▸ Goal of the exercise
Render the records from the line containing "Patent image size: (931, 355)." through the line containing "The fixed capacitance 53 is at (577, 103).", both included, as a Markdown table with the columns Row and Line. Leave out blank lines.

▸ Data rows

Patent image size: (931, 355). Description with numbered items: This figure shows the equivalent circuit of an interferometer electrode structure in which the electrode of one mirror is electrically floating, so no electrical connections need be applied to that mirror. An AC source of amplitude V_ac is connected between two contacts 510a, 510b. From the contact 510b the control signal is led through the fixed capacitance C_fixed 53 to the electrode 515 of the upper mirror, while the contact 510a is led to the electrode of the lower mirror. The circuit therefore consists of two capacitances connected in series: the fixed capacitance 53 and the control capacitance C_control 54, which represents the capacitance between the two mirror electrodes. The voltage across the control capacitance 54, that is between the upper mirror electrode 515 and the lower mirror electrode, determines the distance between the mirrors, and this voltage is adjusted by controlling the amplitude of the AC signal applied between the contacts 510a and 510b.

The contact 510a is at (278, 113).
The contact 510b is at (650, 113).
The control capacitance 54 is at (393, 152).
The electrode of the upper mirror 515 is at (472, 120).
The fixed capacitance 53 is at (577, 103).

--

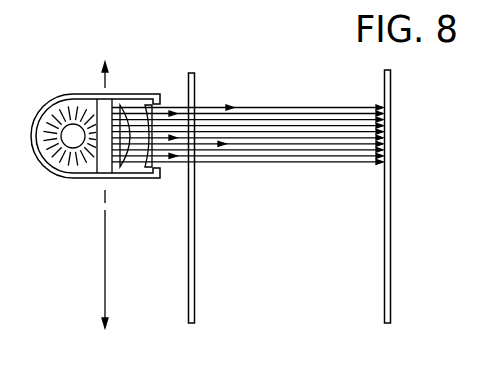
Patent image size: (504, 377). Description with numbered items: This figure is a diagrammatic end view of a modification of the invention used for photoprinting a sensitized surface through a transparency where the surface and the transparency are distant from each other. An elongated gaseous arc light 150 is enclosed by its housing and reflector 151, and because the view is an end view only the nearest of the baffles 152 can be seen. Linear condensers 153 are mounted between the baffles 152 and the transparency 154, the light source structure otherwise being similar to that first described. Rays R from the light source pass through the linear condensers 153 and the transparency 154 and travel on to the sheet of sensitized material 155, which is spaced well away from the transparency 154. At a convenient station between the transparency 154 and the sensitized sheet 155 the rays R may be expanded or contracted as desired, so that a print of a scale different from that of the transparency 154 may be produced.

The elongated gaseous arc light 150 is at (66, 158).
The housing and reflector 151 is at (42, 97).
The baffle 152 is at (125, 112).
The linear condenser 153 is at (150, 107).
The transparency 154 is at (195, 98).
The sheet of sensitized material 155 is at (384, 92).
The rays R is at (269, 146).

▸ The solution
| Row | Line |
|---|---|
| 1 | Patent image size: (931, 355). Description with numbered items: This figure shows the equivalent circuit of an interferometer electrode structure in which the electrode of one mirror is electrically floating, so no electrical connections need be applied to that mirror. An AC source of amplitude V_ac is connected between two contacts 510a, 510b. From the contact 510b the control signal is led through the fixed capacitance C_fixed 53 to the electrode 515 of the upper mirror, while the contact 510a is led to the electrode of the lower mirror. The circuit therefore consists of two capacitances connected in series: the fixed capacitance 53 and the control capacitance C_control 54, which represents the capacitance between the two mirror electrodes. The voltage across the control capacitance 54, that is between the upper mirror electrode 515 and the lower mirror electrode, determines the distance between the mirrors, and this voltage is adjusted by controlling the amplitude of the AC signal applied between the contacts 510a and 510b. |
| 2 | The contact 510a is at (278, 113). |
| 3 | The contact 510b is at (650, 113). |
| 4 | The control capacitance 54 is at (393, 152). |
| 5 | The electrode of the upper mirror 515 is at (472, 120). |
| 6 | The fixed capacitance 53 is at (577, 103). |